Dataset rows
----
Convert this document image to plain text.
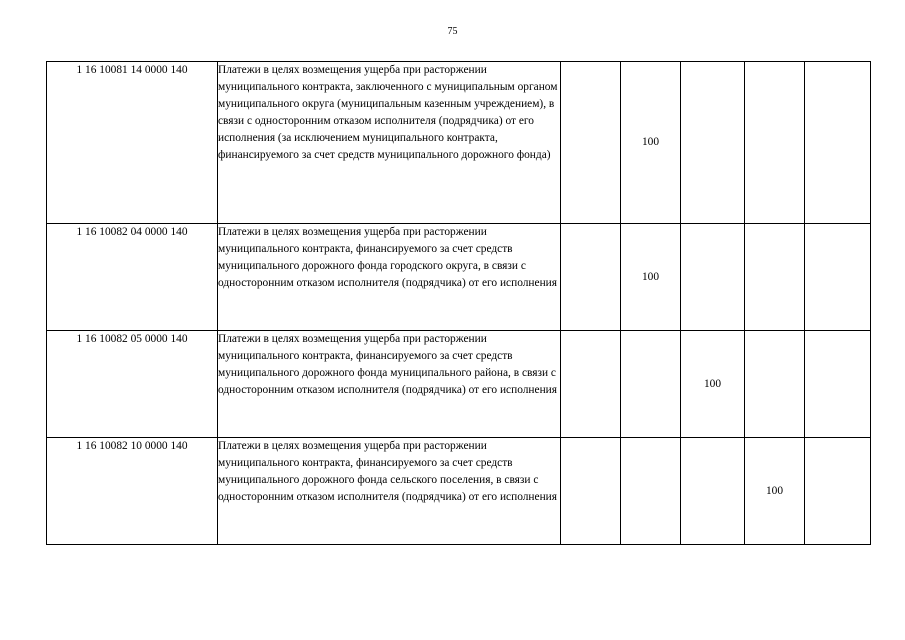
75
1 16 10081 14 0000 140	Платежи в целях возмещения ущерба при расторжении муниципального контракта, заключенного с муниципальным органом муниципального округа (муниципальным казенным учреждением), в связи с односторонним отказом исполнителя (подрядчика) от его исполнения (за исключением муниципального контракта, финансируемого за счет средств муниципального дорожного фонда)		100			
1 16 10082 04 0000 140	Платежи в целях возмещения ущерба при расторжении муниципального контракта, финансируемого за счет средств муниципального дорожного фонда городского округа, в связи с односторонним отказом исполнителя (подрядчика) от его исполнения		100			
1 16 10082 05 0000 140	Платежи в целях возмещения ущерба при расторжении муниципального контракта, финансируемого за счет средств муниципального дорожного фонда муниципального района, в связи с односторонним отказом исполнителя (подрядчика) от его исполнения			100		
1 16 10082 10 0000 140	Платежи в целях возмещения ущерба при расторжении муниципального контракта, финансируемого за счет средств муниципального дорожного фонда сельского поселения, в связи с односторонним отказом исполнителя (подрядчика) от его исполнения				100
----
→ Work instructions: Reproduce the records verbatim, omitting all images they contain.

→ Solution below:
Convert this document image to plain text.
75
1 16 10081 14 0000 140	Платежи в целях возмещения ущерба при расторжении муниципального контракта, заключенного с муниципальным органом муниципального округа (муниципальным казенным учреждением), в связи с односторонним отказом исполнителя (подрядчика) от его исполнения (за исключением муниципального контракта, финансируемого за счет средств муниципального дорожного фонда)		100			
1 16 10082 04 0000 140	Платежи в целях возмещения ущерба при расторжении муниципального контракта, финансируемого за счет средств муниципального дорожного фонда городского округа, в связи с односторонним отказом исполнителя (подрядчика) от его исполнения		100			
1 16 10082 05 0000 140	Платежи в целях возмещения ущерба при расторжении муниципального контракта, финансируемого за счет средств муниципального дорожного фонда муниципального района, в связи с односторонним отказом исполнителя (подрядчика) от его исполнения			100		
1 16 10082 10 0000 140	Платежи в целях возмещения ущерба при расторжении муниципального контракта, финансируемого за счет средств муниципального дорожного фонда сельского поселения, в связи с односторонним отказом исполнителя (подрядчика) от его исполнения				100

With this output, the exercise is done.